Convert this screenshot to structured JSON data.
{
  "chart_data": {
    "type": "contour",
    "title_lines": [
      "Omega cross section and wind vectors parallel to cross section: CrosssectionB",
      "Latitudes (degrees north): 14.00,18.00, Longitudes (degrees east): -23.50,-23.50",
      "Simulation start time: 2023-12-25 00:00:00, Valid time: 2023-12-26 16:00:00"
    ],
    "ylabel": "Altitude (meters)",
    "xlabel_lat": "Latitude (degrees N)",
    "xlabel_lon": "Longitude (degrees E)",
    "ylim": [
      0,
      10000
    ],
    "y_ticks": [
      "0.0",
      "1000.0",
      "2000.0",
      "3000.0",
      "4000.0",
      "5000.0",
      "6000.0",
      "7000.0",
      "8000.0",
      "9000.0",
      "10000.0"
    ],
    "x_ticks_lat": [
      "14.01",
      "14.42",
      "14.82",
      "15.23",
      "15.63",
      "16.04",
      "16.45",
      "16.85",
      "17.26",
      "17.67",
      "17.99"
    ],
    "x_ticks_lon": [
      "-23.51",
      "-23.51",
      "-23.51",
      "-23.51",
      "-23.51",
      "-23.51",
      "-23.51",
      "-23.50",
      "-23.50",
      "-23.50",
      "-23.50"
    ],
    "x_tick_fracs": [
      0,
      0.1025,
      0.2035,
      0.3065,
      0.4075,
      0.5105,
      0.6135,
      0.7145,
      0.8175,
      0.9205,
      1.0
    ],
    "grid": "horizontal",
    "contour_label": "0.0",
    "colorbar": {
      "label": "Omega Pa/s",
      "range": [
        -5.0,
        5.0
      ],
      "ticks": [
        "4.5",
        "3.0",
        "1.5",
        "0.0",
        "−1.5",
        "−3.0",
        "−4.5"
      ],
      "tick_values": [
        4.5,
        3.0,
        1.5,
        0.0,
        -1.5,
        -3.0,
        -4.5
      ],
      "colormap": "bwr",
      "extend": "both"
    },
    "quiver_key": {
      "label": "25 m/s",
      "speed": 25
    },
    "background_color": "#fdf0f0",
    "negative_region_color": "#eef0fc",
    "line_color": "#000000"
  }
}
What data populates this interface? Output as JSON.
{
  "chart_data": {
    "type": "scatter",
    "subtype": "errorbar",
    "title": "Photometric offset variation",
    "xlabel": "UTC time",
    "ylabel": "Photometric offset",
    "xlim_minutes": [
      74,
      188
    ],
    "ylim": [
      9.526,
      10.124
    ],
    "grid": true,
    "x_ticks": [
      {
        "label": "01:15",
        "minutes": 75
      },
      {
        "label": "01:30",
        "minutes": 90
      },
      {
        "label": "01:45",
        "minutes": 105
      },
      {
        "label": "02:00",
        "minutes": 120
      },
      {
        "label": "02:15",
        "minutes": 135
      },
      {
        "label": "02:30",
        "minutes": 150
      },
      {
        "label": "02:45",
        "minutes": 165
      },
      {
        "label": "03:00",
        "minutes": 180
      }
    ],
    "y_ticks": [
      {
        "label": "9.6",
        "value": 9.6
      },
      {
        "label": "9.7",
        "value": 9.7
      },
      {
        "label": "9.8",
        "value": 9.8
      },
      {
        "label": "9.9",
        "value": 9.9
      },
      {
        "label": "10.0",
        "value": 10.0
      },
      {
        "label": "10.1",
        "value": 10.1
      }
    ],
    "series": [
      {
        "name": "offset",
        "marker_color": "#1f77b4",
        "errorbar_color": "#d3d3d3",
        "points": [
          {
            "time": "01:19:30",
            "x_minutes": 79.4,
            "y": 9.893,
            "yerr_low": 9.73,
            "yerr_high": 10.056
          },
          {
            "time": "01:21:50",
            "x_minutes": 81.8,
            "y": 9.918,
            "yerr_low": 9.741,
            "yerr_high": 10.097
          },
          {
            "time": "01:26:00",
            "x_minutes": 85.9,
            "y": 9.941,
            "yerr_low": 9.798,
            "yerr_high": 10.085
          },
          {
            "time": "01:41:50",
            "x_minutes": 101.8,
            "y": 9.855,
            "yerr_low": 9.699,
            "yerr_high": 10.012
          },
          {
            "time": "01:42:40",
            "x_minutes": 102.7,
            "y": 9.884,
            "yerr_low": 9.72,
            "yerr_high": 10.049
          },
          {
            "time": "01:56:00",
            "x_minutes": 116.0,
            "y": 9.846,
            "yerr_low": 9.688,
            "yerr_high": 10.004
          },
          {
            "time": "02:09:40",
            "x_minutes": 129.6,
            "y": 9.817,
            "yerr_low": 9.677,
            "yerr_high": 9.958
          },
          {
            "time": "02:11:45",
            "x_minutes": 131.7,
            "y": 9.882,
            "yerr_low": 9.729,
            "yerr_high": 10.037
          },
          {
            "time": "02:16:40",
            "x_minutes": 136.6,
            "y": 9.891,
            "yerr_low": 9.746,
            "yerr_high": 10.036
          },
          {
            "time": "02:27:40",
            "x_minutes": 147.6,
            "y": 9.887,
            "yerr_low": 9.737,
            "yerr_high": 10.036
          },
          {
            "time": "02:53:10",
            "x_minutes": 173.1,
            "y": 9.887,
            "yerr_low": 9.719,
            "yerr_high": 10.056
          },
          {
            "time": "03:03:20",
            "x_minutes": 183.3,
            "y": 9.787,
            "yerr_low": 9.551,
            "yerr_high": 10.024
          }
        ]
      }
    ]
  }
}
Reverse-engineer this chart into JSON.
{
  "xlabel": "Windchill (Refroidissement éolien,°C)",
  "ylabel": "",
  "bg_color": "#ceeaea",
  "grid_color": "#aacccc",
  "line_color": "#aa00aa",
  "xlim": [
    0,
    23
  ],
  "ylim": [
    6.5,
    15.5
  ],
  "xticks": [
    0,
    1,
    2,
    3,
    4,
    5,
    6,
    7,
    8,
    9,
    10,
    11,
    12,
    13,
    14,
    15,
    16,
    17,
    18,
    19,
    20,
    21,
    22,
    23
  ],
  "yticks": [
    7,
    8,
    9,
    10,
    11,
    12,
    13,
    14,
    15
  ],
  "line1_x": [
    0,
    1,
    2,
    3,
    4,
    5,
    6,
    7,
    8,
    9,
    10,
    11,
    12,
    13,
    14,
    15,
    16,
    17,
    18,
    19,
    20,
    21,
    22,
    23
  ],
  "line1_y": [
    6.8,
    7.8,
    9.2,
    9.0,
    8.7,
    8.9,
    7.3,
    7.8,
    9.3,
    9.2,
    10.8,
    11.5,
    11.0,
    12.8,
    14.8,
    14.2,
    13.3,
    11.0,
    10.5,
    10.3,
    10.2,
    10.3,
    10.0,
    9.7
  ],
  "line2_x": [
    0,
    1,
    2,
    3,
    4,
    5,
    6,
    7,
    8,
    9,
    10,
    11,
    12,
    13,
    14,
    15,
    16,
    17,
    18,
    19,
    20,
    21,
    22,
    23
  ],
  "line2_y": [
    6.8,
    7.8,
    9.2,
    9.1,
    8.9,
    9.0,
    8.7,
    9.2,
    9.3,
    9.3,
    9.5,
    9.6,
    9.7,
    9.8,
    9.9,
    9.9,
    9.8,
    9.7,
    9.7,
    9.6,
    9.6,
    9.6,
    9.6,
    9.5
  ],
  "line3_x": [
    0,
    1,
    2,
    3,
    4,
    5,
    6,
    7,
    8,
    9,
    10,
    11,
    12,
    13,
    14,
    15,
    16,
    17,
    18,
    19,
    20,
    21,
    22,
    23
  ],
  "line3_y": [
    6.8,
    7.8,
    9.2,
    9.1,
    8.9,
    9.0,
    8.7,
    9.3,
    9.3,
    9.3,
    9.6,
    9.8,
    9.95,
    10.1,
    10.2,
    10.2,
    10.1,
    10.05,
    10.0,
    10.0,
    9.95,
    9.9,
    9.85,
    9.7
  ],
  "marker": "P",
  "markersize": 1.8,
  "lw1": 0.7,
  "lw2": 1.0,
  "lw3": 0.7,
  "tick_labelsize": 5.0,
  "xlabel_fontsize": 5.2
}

⁂

#### [EXERCISE PROMPT]
Report all lines of the data that include the word "this".

#### [PROBLEM SOLUTION]
Convert this screenshot to structured JSON data.
What data populates this interface? Output as JSON.
Reverse-engineer this chart into JSON.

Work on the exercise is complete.